**REQUIRED TASK**
Identify all lines in the data containing the string "correr". Copy them out.

-- start of DATA RECORDS --

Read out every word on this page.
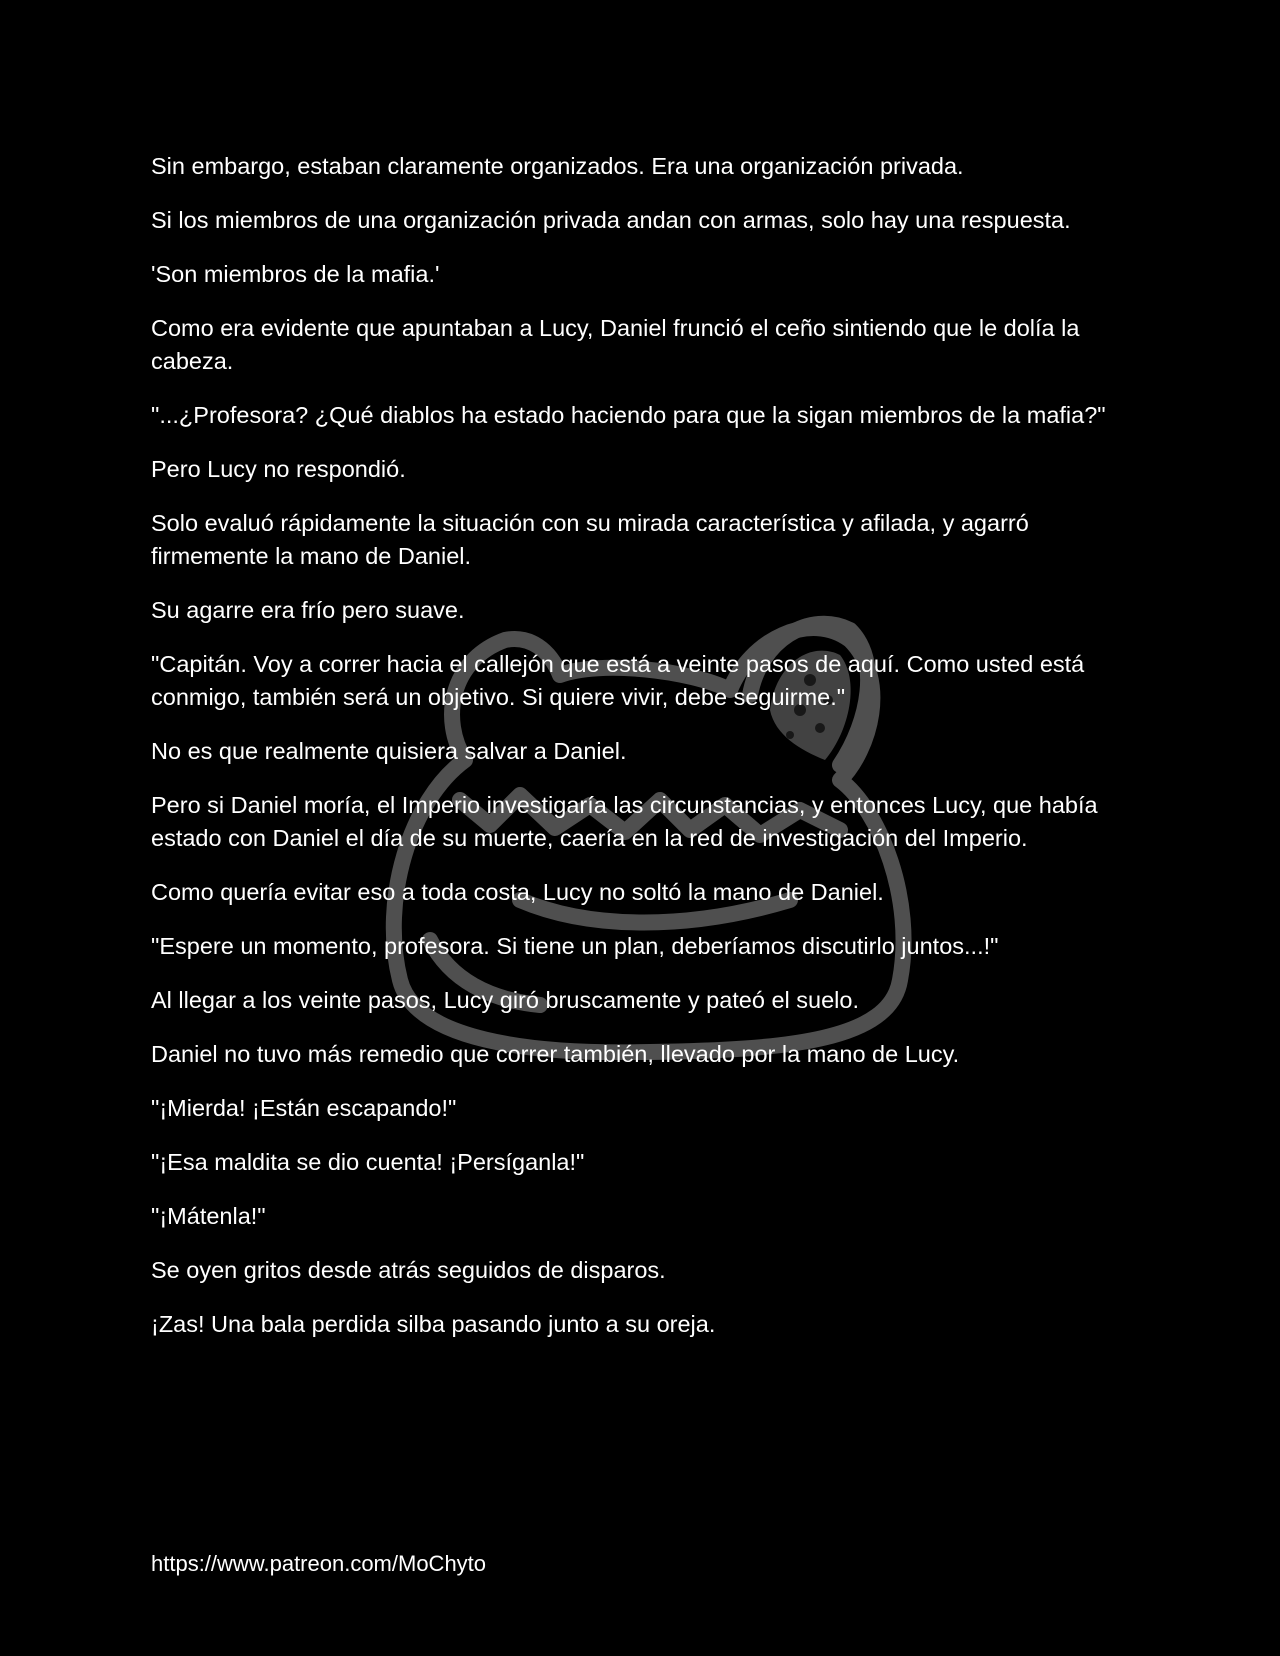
Sin embargo, estaban claramente organizados. Era una organización privada.

Si los miembros de una organización privada andan con armas, solo hay una respuesta.

'Son miembros de la mafia.'

Como era evidente que apuntaban a Lucy, Daniel frunció el ceño sintiendo que le dolía la cabeza.

"...¿Profesora? ¿Qué diablos ha estado haciendo para que la sigan miembros de la mafia?"

Pero Lucy no respondió.

Solo evaluó rápidamente la situación con su mirada característica y afilada, y agarró firmemente la mano de Daniel.

Su agarre era frío pero suave.

"Capitán. Voy a correr hacia el callejón que está a veinte pasos de aquí. Como usted está conmigo, también será un objetivo. Si quiere vivir, debe seguirme."

No es que realmente quisiera salvar a Daniel.

Pero si Daniel moría, el Imperio investigaría las circunstancias, y entonces Lucy, que había estado con Daniel el día de su muerte, caería en la red de investigación del Imperio.

Como quería evitar eso a toda costa, Lucy no soltó la mano de Daniel.

"Espere un momento, profesora. Si tiene un plan, deberíamos discutirlo juntos...!"

Al llegar a los veinte pasos, Lucy giró bruscamente y pateó el suelo.

Daniel no tuvo más remedio que correr también, llevado por la mano de Lucy.

"¡Mierda! ¡Están escapando!"

"¡Esa maldita se dio cuenta! ¡Persíganla!"

"¡Mátenla!"

Se oyen gritos desde atrás seguidos de disparos.

¡Zas! Una bala perdida silba pasando junto a su oreja.

https://www.patreon.com/MoChyto
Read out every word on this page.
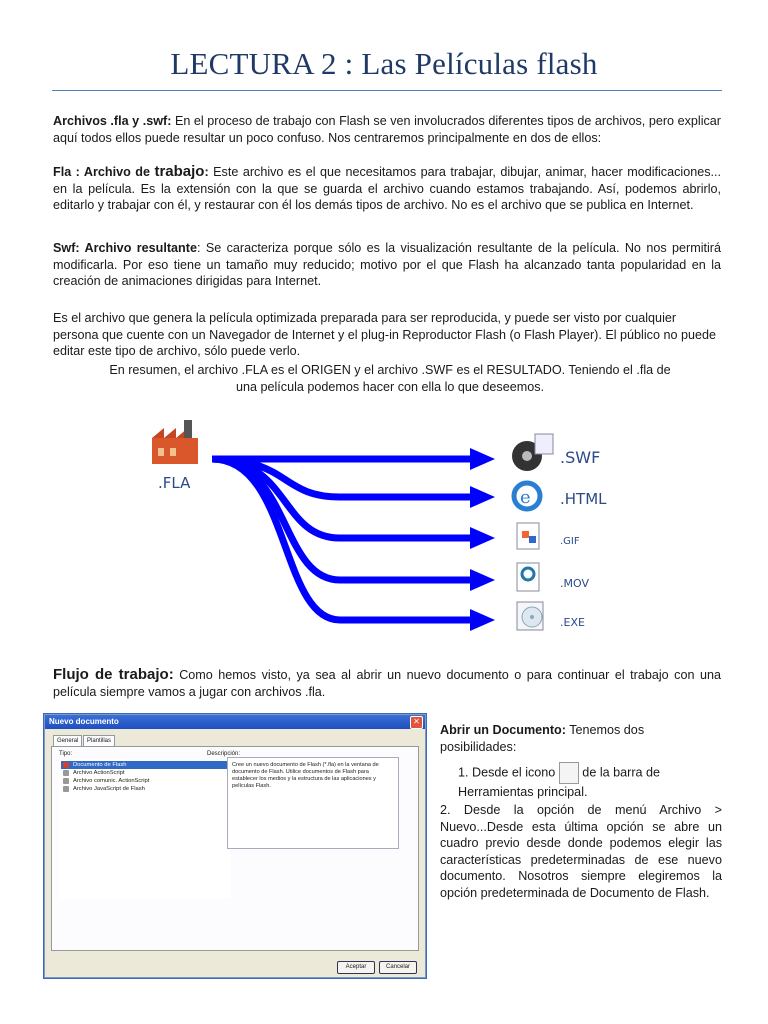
LECTURA 2 : Las Películas flash
Archivos .fla y .swf: En el proceso de trabajo con Flash se ven involucrados diferentes tipos de archivos, pero explicar aquí todos ellos puede resultar un poco confuso. Nos centraremos principalmente en dos de ellos:
Fla : Archivo de trabajo: Este archivo es el que necesitamos para trabajar, dibujar, animar, hacer modificaciones... en la película. Es la extensión con la que se guarda el archivo cuando estamos trabajando. Así, podemos abrirlo, editarlo y trabajar con él, y restaurar con él los demás tipos de archivo. No es el archivo que se publica en Internet.
Swf: Archivo resultante: Se caracteriza porque sólo es la visualización resultante de la película. No nos permitirá modificarla. Por eso tiene un tamaño muy reducido; motivo por el que Flash ha alcanzado tanta popularidad en la creación de animaciones dirigidas para Internet.
Es el archivo que genera la película optimizada preparada para ser reproducida, y puede ser visto por cualquier persona que cuente con un Navegador de Internet y el plug-in Reproductor Flash (o Flash Player). El público no puede editar este tipo de archivo, sólo puede verlo.
En resumen, el archivo .FLA es el ORIGEN y el archivo .SWF es el RESULTADO. Teniendo el .fla de una película podemos hacer con ella lo que deseemos.
.FLA
e
.SWF
.HTML
.GIF
.MOV
.EXE
Flujo de trabajo: Como hemos visto, ya sea al abrir un nuevo documento o para continuar el trabajo con una película siempre vamos a jugar con archivos .fla.
Nuevo documento	✕
General	Plantillas
Tipo:	Descripción:
Documento de Flash
Archivo ActionScript
Archivo comunic. ActionScript
Archivo JavaScript de Flash
Cree un nuevo documento de Flash (*.fla) en la ventana de documento de Flash. Utilice documentos de Flash para establecer los medios y la estructura de las aplicaciones y películas Flash.
Aceptar	Cancelar
Abrir un Documento: Tenemos dos posibilidades:
1. Desde el icono  de la barra de Herramientas principal.
2. Desde la opción de menú Archivo > Nuevo...Desde esta última opción se abre un cuadro previo desde donde podemos elegir las características predeterminadas de ese nuevo documento. Nosotros siempre elegiremos la opción predeterminada de Documento de Flash.
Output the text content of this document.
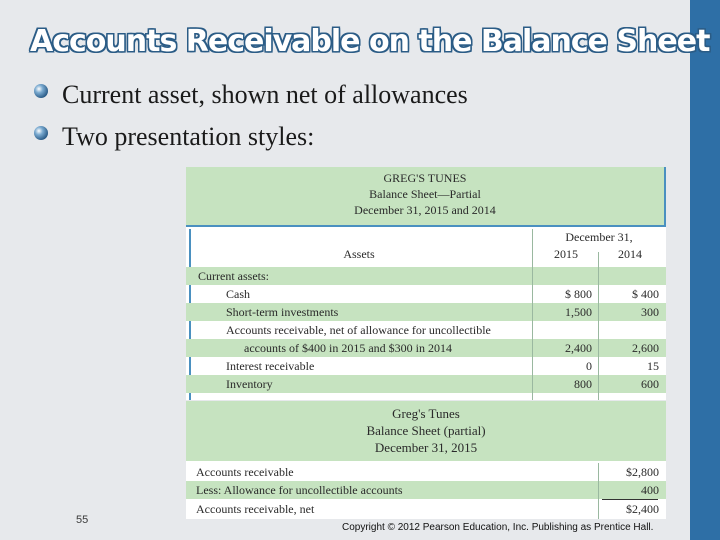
Accounts Receivable on the Balance Sheet
Current asset, shown net of allowances
Two presentation styles:
GREG'S TUNES
Balance Sheet—Partial
December 31, 2015 and 2014
Assets
December 31,
2015	2014
Current assets:
Cash	$ 800	$ 400
Short-term investments	1,500	300
Accounts receivable, net of allowance for uncollectible
accounts of $400 in 2015 and $300 in 2014	2,400	2,600
Interest receivable	0	15
Inventory	800	600
Greg's Tunes
Balance Sheet (partial)
December 31, 2015
Accounts receivable	$2,800
Less: Allowance for uncollectible accounts	400
Accounts receivable, net	$2,400
55
Copyright © 2012 Pearson Education, Inc. Publishing as Prentice Hall.
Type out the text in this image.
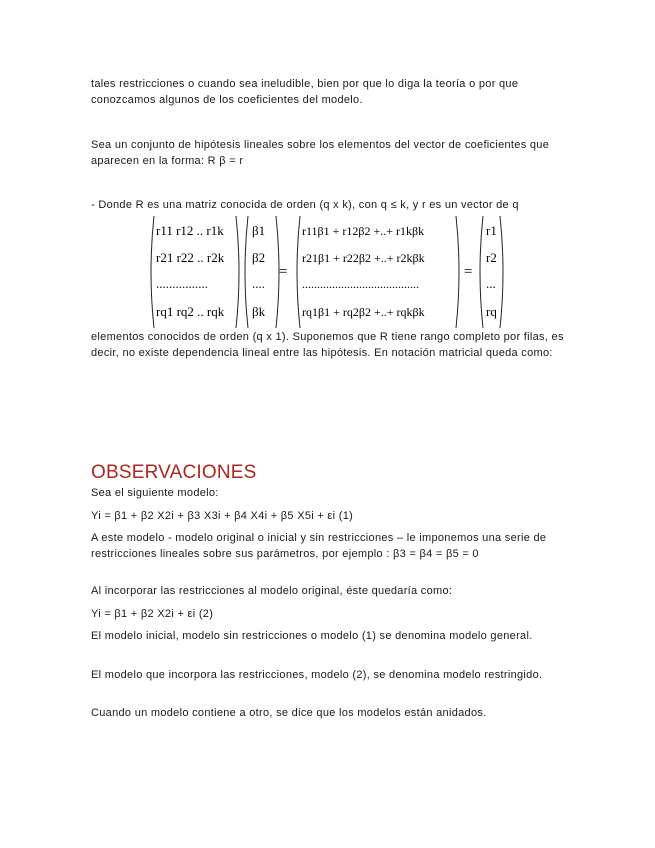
tales restricciones o cuando sea ineludible, bien por que lo diga la teoría o por que conozcamos algunos de los coeficientes del modelo.

Sea un conjunto de hipótesis lineales sobre los elementos del vector de coeficientes que aparecen en la forma: R β = r

- Donde R es una matriz conocida de orden (q x k), con q ≤ k, y r es un vector de q

r11 r12 .. r1k
r21 r22 .. r2k
................
rq1 rq2 .. rqk
β1
β2
....
βk
=
r11β1 + r12β2 +..+ r1kβk
r21β1 + r22β2 +..+ r2kβk
.......................................
rq1β1 + rq2β2 +..+ rqkβk
=
r1
r2
...
rq

elementos conocidos de orden (q x 1). Suponemos que R tiene rango completo por filas, es decir, no existe dependencia lineal entre las hipótesis. En notación matricial queda como:

OBSERVACIONES

Sea el siguiente modelo:

Yi = β1 + β2 X2i + β3 X3i + β4 X4i + β5 X5i + εi (1)

A este modelo - modelo original o inicial y sin restricciones – le imponemos una serie de restricciones lineales sobre sus parámetros, por ejemplo : β3 = β4 = β5 = 0

Al incorporar las restricciones al modelo original, éste quedaría como:

Yi = β1 + β2 X2i + εi (2)

El modelo inicial, modelo sin restricciones o modelo (1) se denomina modelo general.

El modelo que incorpora las restricciones, modelo (2), se denomina modelo restringido.

Cuando un modelo contiene a otro, se dice que los modelos están anidados.
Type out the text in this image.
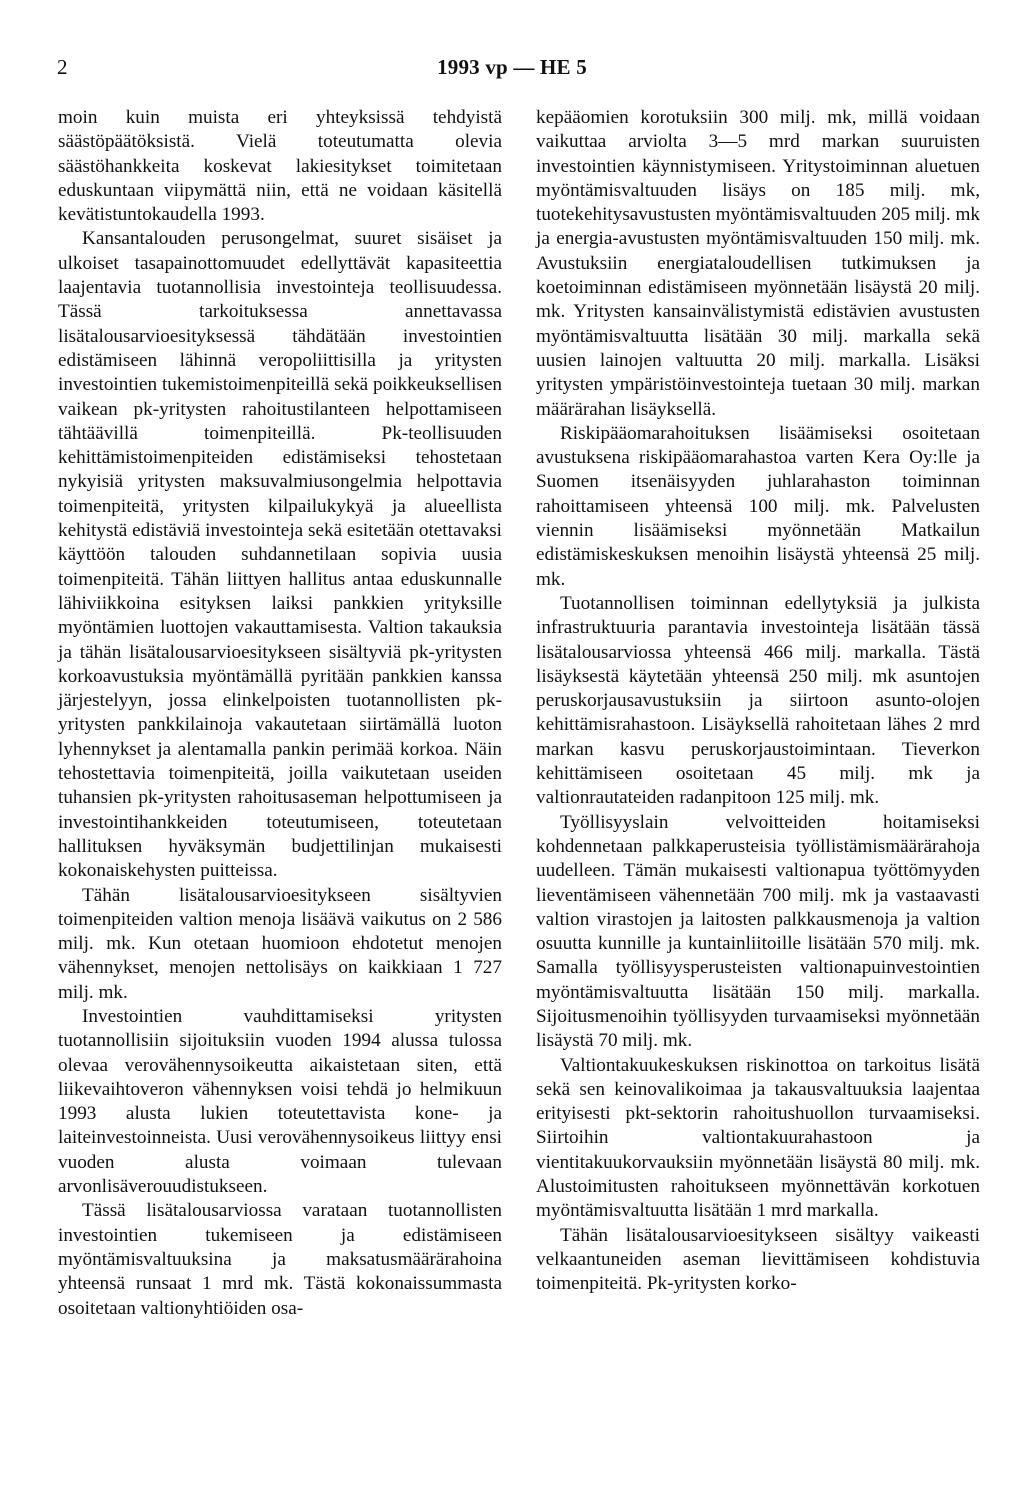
2	1993 vp — HE 5

moin kuin muista eri yhteyksissä tehdyistä säästöpäätöksistä. Vielä toteutumatta olevia säästöhankkeita koskevat lakiesitykset toimitetaan eduskuntaan viipymättä niin, että ne voidaan käsitellä kevätistuntokaudella 1993.

Kansantalouden perusongelmat, suuret sisäiset ja ulkoiset tasapainottomuudet edellyttävät kapasiteettia laajentavia tuotannollisia investointeja teollisuudessa. Tässä tarkoituksessa annettavassa lisätalousarvioesityksessä tähdätään investointien edistämiseen lähinnä veropoliittisilla ja yritysten investointien tukemistoimenpiteillä sekä poikkeuksellisen vaikean pk-yritysten rahoitustilanteen helpottamiseen tähtäävillä toimenpiteillä. Pk-teollisuuden kehittämistoimenpiteiden edistämiseksi tehostetaan nykyisiä yritysten maksuvalmiusongelmia helpottavia toimenpiteitä, yritysten kilpailukykyä ja alueellista kehitystä edistäviä investointeja sekä esitetään otettavaksi käyttöön talouden suhdannetilaan sopivia uusia toimenpiteitä. Tähän liittyen hallitus antaa eduskunnalle lähiviikkoina esityksen laiksi pankkien yrityksille myöntämien luottojen vakauttamisesta. Valtion takauksia ja tähän lisätalousarvioesitykseen sisältyviä pk-yritysten korkoavustuksia myöntämällä pyritään pankkien kanssa järjestelyyn, jossa elinkelpoisten tuotannollisten pk-yritysten pankkilainoja vakautetaan siirtämällä luoton lyhennykset ja alentamalla pankin perimää korkoa. Näin tehostettavia toimenpiteitä, joilla vaikutetaan useiden tuhansien pk-yritysten rahoitusaseman helpottumiseen ja investointihankkeiden toteutumiseen, toteutetaan hallituksen hyväksymän budjettilinjan mukaisesti kokonaiskehysten puitteissa.

Tähän lisätalousarvioesitykseen sisältyvien toimenpiteiden valtion menoja lisäävä vaikutus on 2 586 milj. mk. Kun otetaan huomioon ehdotetut menojen vähennykset, menojen nettolisäys on kaikkiaan 1 727 milj. mk.

Investointien vauhdittamiseksi yritysten tuotannollisiin sijoituksiin vuoden 1994 alussa tulossa olevaa verovähennysoikeutta aikaistetaan siten, että liikevaihtoveron vähennyksen voisi tehdä jo helmikuun 1993 alusta lukien toteutettavista kone- ja laiteinvestoinneista. Uusi verovähennysoikeus liittyy ensi vuoden alusta voimaan tulevaan arvonlisäverouudistukseen.

Tässä lisätalousarviossa varataan tuotannollisten investointien tukemiseen ja edistämiseen myöntämisvaltuuksina ja maksatusmäärärahoina yhteensä runsaat 1 mrd mk. Tästä kokonaissummasta osoitetaan valtionyhtiöiden osa-

kepääomien korotuksiin 300 milj. mk, millä voidaan vaikuttaa arviolta 3—5 mrd markan suuruisten investointien käynnistymiseen. Yritystoiminnan aluetuen myöntämisvaltuuden lisäys on 185 milj. mk, tuotekehitysavustusten myöntämisvaltuuden 205 milj. mk ja energia-avustusten myöntämisvaltuuden 150 milj. mk. Avustuksiin energiataloudellisen tutkimuksen ja koetoiminnan edistämiseen myönnetään lisäystä 20 milj. mk. Yritysten kansainvälistymistä edistävien avustusten myöntämisvaltuutta lisätään 30 milj. markalla sekä uusien lainojen valtuutta 20 milj. markalla. Lisäksi yritysten ympäristöinvestointeja tuetaan 30 milj. markan määrärahan lisäyksellä.

Riskipääomarahoituksen lisäämiseksi osoitetaan avustuksena riskipääomarahastoa varten Kera Oy:lle ja Suomen itsenäisyyden juhlarahaston toiminnan rahoittamiseen yhteensä 100 milj. mk. Palvelusten viennin lisäämiseksi myönnetään Matkailun edistämiskeskuksen menoihin lisäystä yhteensä 25 milj. mk.

Tuotannollisen toiminnan edellytyksiä ja julkista infrastruktuuria parantavia investointeja lisätään tässä lisätalousarviossa yhteensä 466 milj. markalla. Tästä lisäyksestä käytetään yhteensä 250 milj. mk asuntojen peruskorjausavustuksiin ja siirtoon asunto-olojen kehittämisrahastoon. Lisäyksellä rahoitetaan lähes 2 mrd markan kasvu peruskorjaustoimintaan. Tieverkon kehittämiseen osoitetaan 45 milj. mk ja valtionrautateiden radanpitoon 125 milj. mk.

Työllisyyslain velvoitteiden hoitamiseksi kohdennetaan palkkaperusteisia työllistämismäärärahoja uudelleen. Tämän mukaisesti valtionapua työttömyyden lieventämiseen vähennetään 700 milj. mk ja vastaavasti valtion virastojen ja laitosten palkkausmenoja ja valtion osuutta kunnille ja kuntainliitoille lisätään 570 milj. mk. Samalla työllisyysperusteisten valtionapuinvestointien myöntämisvaltuutta lisätään 150 milj. markalla. Sijoitusmenoihin työllisyyden turvaamiseksi myönnetään lisäystä 70 milj. mk.

Valtiontakuukeskuksen riskinottoa on tarkoitus lisätä sekä sen keinovalikoimaa ja takausvaltuuksia laajentaa erityisesti pkt-sektorin rahoitushuollon turvaamiseksi. Siirtoihin valtiontakuurahastoon ja vientitakuukorvauksiin myönnetään lisäystä 80 milj. mk. Alustoimitusten rahoitukseen myönnettävän korkotuen myöntämisvaltuutta lisätään 1 mrd markalla.

Tähän lisätalousarvioesitykseen sisältyy vaikeasti velkaantuneiden aseman lievittämiseen kohdistuvia toimenpiteitä. Pk-yritysten korko-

-- end of DATA RECORDS --

**REPLY TO THE TASK**
"Capitán. Voy a correr hacia el callejón que está a veinte pasos de aquí. Como usted está conmigo, también será un objetivo. Si quiere vivir, debe seguirme."
Daniel no tuvo más remedio que correr también, llevado por la mano de Lucy.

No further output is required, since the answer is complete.